YOUR GOAL
Copy the records word for word, starting at the first line and ending at the line that contains "category-label: 通信 (194, 457, 218, 471)", with that line included.

Element and region data
****
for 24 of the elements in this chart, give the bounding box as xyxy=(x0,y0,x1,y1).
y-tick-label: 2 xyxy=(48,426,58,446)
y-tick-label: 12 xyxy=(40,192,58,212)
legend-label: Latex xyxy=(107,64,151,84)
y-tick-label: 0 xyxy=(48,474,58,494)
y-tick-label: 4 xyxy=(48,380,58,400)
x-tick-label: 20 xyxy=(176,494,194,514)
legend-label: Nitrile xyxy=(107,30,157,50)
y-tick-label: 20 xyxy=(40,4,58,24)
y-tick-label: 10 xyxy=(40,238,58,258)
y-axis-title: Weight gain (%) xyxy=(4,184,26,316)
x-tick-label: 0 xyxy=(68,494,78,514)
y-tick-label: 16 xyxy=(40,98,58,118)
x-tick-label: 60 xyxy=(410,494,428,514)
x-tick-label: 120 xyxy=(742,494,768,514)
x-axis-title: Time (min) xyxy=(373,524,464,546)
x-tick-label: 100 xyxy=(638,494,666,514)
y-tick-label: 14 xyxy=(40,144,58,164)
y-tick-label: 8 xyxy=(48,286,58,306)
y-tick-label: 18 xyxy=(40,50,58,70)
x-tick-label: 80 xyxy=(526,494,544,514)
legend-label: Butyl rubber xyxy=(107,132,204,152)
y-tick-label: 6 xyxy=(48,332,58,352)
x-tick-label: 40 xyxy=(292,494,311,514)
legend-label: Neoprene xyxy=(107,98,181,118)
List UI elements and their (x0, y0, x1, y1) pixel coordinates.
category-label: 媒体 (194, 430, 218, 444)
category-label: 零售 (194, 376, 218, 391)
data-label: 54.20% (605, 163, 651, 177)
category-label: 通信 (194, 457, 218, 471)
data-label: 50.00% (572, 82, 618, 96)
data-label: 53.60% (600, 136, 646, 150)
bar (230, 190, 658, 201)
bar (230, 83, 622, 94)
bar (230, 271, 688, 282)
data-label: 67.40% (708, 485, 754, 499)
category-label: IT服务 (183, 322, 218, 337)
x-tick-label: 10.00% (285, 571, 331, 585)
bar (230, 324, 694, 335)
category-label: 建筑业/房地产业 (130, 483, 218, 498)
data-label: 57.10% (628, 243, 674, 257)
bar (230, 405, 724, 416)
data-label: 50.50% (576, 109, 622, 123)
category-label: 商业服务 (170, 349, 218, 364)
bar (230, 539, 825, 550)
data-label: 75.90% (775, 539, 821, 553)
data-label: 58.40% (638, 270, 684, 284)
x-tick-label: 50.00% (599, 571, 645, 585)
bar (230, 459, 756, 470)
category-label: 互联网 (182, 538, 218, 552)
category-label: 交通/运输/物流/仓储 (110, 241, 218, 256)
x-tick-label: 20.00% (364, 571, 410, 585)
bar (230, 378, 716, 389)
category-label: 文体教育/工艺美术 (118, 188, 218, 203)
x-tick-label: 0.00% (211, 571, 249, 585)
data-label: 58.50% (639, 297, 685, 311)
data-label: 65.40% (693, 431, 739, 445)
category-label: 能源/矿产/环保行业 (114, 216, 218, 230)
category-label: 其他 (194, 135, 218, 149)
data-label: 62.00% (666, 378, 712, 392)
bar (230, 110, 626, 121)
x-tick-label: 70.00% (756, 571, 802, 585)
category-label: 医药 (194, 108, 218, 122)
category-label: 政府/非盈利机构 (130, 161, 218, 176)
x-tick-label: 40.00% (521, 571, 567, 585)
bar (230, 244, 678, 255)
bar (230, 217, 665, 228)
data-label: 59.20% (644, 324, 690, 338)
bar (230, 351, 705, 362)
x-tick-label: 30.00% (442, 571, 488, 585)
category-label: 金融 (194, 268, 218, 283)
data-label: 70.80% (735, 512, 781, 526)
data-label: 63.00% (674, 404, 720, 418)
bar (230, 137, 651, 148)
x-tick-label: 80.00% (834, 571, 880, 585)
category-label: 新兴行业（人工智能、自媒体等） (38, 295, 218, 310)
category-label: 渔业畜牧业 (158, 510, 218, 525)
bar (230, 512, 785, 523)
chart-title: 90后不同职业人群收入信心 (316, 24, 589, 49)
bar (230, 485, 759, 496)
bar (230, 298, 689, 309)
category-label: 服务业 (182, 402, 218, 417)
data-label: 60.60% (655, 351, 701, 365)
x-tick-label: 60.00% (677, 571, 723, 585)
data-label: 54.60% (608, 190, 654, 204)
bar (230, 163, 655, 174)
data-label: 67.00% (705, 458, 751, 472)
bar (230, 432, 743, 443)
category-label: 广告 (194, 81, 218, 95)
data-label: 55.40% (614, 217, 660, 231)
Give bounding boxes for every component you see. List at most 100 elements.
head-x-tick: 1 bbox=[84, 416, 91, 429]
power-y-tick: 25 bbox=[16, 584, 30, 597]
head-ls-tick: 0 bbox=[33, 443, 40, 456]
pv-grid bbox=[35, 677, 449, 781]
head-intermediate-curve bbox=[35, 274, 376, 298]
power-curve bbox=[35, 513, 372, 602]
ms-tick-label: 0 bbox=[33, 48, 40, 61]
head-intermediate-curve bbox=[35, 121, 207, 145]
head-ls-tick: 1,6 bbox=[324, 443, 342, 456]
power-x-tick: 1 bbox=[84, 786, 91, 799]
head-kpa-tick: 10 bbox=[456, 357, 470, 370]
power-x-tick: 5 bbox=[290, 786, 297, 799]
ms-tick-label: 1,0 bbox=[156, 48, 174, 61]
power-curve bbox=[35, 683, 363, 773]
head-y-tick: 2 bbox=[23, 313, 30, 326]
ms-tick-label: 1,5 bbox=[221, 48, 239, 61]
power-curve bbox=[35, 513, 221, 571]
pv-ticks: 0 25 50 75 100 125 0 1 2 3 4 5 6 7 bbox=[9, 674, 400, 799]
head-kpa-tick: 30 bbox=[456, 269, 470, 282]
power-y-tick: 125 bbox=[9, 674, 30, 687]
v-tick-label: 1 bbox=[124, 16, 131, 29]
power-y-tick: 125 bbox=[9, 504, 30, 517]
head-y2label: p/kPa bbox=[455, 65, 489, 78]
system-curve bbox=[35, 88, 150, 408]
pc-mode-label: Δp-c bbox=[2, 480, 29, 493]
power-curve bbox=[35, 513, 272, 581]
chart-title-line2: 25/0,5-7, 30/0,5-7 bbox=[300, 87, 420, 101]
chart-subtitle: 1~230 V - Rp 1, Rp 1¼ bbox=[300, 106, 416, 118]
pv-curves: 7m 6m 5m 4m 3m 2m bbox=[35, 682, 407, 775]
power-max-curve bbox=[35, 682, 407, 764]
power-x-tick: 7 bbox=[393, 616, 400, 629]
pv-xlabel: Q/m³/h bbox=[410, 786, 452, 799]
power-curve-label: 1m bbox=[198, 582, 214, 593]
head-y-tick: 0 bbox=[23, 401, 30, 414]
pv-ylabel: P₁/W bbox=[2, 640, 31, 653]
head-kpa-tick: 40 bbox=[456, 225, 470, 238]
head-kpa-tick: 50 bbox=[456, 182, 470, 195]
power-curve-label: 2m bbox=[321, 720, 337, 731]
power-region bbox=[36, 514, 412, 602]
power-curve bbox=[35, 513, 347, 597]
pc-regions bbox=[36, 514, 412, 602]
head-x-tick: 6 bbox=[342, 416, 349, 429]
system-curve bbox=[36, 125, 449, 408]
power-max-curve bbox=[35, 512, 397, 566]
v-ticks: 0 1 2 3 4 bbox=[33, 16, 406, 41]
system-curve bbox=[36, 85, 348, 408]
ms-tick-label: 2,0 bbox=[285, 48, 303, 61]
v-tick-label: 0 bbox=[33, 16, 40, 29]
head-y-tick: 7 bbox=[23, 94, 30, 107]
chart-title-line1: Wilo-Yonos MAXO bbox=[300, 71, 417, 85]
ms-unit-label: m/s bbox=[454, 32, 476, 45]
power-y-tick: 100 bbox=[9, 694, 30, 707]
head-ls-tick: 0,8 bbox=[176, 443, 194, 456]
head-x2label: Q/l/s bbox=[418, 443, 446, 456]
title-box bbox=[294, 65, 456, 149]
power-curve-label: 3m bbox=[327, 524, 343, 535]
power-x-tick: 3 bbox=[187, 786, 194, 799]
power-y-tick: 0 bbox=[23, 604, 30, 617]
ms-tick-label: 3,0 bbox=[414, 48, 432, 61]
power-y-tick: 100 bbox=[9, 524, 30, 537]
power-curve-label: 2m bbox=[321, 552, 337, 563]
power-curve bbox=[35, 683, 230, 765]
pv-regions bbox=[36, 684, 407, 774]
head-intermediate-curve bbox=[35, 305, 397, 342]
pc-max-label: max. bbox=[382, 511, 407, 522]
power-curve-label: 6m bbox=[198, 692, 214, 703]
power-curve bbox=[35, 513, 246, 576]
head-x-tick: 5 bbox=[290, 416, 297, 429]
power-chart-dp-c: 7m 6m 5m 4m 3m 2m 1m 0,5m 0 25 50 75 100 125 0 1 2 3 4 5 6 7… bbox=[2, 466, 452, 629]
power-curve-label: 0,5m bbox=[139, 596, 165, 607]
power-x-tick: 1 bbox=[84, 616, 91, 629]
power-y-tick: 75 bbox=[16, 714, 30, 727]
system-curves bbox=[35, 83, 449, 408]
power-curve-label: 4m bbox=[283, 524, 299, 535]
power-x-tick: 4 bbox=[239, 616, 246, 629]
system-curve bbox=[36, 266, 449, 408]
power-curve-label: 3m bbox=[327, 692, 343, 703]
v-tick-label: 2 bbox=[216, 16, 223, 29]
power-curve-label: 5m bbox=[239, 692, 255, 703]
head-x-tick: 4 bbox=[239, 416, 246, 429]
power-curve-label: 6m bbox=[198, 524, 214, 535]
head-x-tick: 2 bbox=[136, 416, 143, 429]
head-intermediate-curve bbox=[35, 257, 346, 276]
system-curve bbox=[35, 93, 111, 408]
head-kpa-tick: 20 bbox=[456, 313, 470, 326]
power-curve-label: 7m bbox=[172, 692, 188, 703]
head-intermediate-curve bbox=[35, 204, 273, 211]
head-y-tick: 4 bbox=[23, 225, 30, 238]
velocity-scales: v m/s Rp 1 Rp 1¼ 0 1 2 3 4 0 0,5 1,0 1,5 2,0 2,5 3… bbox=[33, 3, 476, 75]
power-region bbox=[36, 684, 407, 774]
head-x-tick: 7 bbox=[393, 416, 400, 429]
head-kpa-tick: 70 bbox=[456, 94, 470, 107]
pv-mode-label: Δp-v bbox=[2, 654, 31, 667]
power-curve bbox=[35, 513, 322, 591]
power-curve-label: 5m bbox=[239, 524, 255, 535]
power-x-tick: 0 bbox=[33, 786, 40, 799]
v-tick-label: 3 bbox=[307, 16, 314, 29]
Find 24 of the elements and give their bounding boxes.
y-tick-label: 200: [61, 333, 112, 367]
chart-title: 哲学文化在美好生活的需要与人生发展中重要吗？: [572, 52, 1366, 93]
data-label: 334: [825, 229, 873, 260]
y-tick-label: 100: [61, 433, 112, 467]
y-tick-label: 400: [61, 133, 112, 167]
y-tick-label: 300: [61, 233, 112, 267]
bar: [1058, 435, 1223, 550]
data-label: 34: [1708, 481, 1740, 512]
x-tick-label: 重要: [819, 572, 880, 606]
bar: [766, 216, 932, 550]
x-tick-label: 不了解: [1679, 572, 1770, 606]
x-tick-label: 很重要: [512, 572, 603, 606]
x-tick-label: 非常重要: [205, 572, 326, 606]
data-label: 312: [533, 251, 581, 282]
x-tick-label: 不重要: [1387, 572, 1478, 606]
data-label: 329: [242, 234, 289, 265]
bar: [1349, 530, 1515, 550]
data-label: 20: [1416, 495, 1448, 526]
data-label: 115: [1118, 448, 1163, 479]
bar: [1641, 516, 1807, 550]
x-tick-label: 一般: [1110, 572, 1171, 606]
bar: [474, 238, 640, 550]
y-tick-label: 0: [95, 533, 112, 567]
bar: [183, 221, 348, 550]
****
FINISHED EXERCISE
for 24 of the elements in this chart, give the bounding box as xyxy=(x0,y0,x1,y1).
y-tick-label: 2 xyxy=(48,426,58,446)
y-tick-label: 12 xyxy=(40,192,58,212)
legend-label: Latex xyxy=(107,64,151,84)
y-tick-label: 0 xyxy=(48,474,58,494)
y-tick-label: 4 xyxy=(48,380,58,400)
x-tick-label: 20 xyxy=(176,494,194,514)
legend-label: Nitrile xyxy=(107,30,157,50)
y-tick-label: 20 xyxy=(40,4,58,24)
y-tick-label: 10 xyxy=(40,238,58,258)
y-axis-title: Weight gain (%) xyxy=(4,184,26,316)
x-tick-label: 0 xyxy=(68,494,78,514)
y-tick-label: 16 xyxy=(40,98,58,118)
x-tick-label: 60 xyxy=(410,494,428,514)
x-tick-label: 120 xyxy=(742,494,768,514)
x-axis-title: Time (min) xyxy=(373,524,464,546)
x-tick-label: 100 xyxy=(638,494,666,514)
y-tick-label: 14 xyxy=(40,144,58,164)
y-tick-label: 8 xyxy=(48,286,58,306)
y-tick-label: 18 xyxy=(40,50,58,70)
x-tick-label: 80 xyxy=(526,494,544,514)
legend-label: Butyl rubber xyxy=(107,132,204,152)
y-tick-label: 6 xyxy=(48,332,58,352)
x-tick-label: 40 xyxy=(292,494,311,514)
legend-label: Neoprene xyxy=(107,98,181,118)
List UI elements and their (x0, y0, x1, y1) pixel coordinates.
category-label: 媒体 (194, 430, 218, 444)
category-label: 零售 (194, 376, 218, 391)
data-label: 54.20% (605, 163, 651, 177)
category-label: 通信 (194, 457, 218, 471)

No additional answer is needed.